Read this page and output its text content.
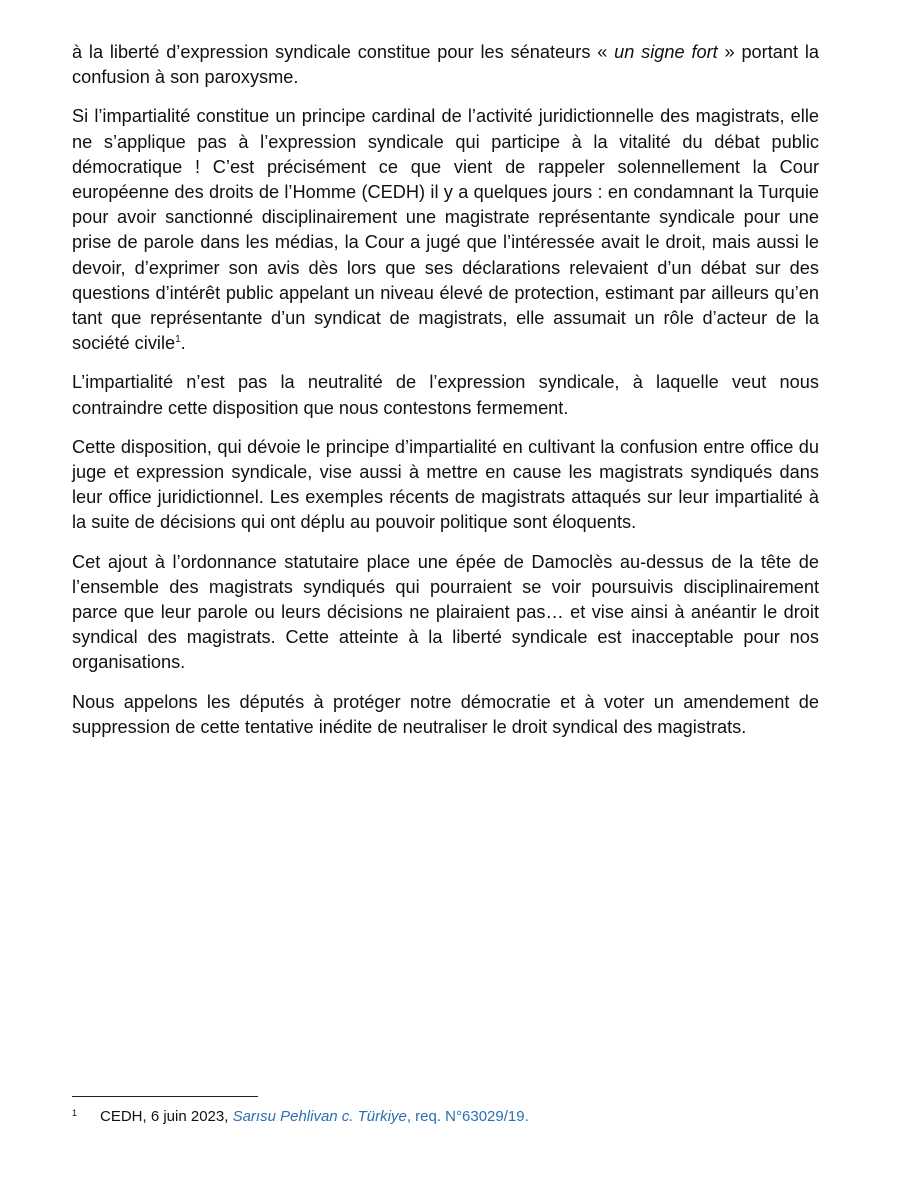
à la liberté d’expression syndicale constitue pour les sénateurs « un signe fort » portant la confusion à son paroxysme.

Si l’impartialité constitue un principe cardinal de l’activité juridictionnelle des magistrats, elle ne s’applique pas à l’expression syndicale qui participe à la vitalité du débat public démocratique ! C’est précisément ce que vient de rappeler solennellement la Cour européenne des droits de l’Homme (CEDH) il y a quelques jours : en condamnant la Turquie pour avoir sanctionné disciplinairement une magistrate représentante syndicale pour une prise de parole dans les médias, la Cour a jugé que l’intéressée avait le droit, mais aussi le devoir, d’exprimer son avis dès lors que ses déclarations relevaient d’un débat sur des questions d’intérêt public appelant un niveau élevé de protection, estimant par ailleurs qu’en tant que représentante d’un syndicat de magistrats, elle assumait un rôle d’acteur de la société civile$^1$.

L’impartialité n’est pas la neutralité de l’expression syndicale, à laquelle veut nous contraindre cette disposition que nous contestons fermement.

Cette disposition, qui dévoie le principe d’impartialité en cultivant la confusion entre office du juge et expression syndicale, vise aussi à mettre en cause les magistrats syndiqués dans leur office juridictionnel. Les exemples récents de magistrats attaqués sur leur impartialité à la suite de décisions qui ont déplu au pouvoir politique sont éloquents.

Cet ajout à l’ordonnance statutaire place une épée de Damoclès au-dessus de la tête de l’ensemble des magistrats syndiqués qui pourraient se voir poursuivis disciplinairement parce que leur parole ou leurs décisions ne plairaient pas… et vise ainsi à anéantir le droit syndical des magistrats. Cette atteinte à la liberté syndicale est inacceptable pour nos organisations.

Nous appelons les députés à protéger notre démocratie et à voter un amendement de suppression de cette tentative inédite de neutraliser le droit syndical des magistrats.

1	CEDH, 6 juin 2023, Sarısu Pehlivan c. Türkiye, req. N°63029/19.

——————————

→ PROBLEM TO SOLVE
Exclude all images and restate the records above word for word.

→ RESPONSE
Read this page and output its text content.
à la liberté d’expression syndicale constitue pour les sénateurs « un signe fort » portant la confusion à son paroxysme.

Si l’impartialité constitue un principe cardinal de l’activité juridictionnelle des magistrats, elle ne s’applique pas à l’expression syndicale qui participe à la vitalité du débat public démocratique ! C’est précisément ce que vient de rappeler solennellement la Cour européenne des droits de l’Homme (CEDH) il y a quelques jours : en condamnant la Turquie pour avoir sanctionné disciplinairement une magistrate représentante syndicale pour une prise de parole dans les médias, la Cour a jugé que l’intéressée avait le droit, mais aussi le devoir, d’exprimer son avis dès lors que ses déclarations relevaient d’un débat sur des questions d’intérêt public appelant un niveau élevé de protection, estimant par ailleurs qu’en tant que représentante d’un syndicat de magistrats, elle assumait un rôle d’acteur de la société civile$^1$.

L’impartialité n’est pas la neutralité de l’expression syndicale, à laquelle veut nous contraindre cette disposition que nous contestons fermement.

Cette disposition, qui dévoie le principe d’impartialité en cultivant la confusion entre office du juge et expression syndicale, vise aussi à mettre en cause les magistrats syndiqués dans leur office juridictionnel. Les exemples récents de magistrats attaqués sur leur impartialité à la suite de décisions qui ont déplu au pouvoir politique sont éloquents.

Cet ajout à l’ordonnance statutaire place une épée de Damoclès au-dessus de la tête de l’ensemble des magistrats syndiqués qui pourraient se voir poursuivis disciplinairement parce que leur parole ou leurs décisions ne plairaient pas… et vise ainsi à anéantir le droit syndical des magistrats. Cette atteinte à la liberté syndicale est inacceptable pour nos organisations.

Nous appelons les députés à protéger notre démocratie et à voter un amendement de suppression de cette tentative inédite de neutraliser le droit syndical des magistrats.

1	CEDH, 6 juin 2023, Sarısu Pehlivan c. Türkiye, req. N°63029/19.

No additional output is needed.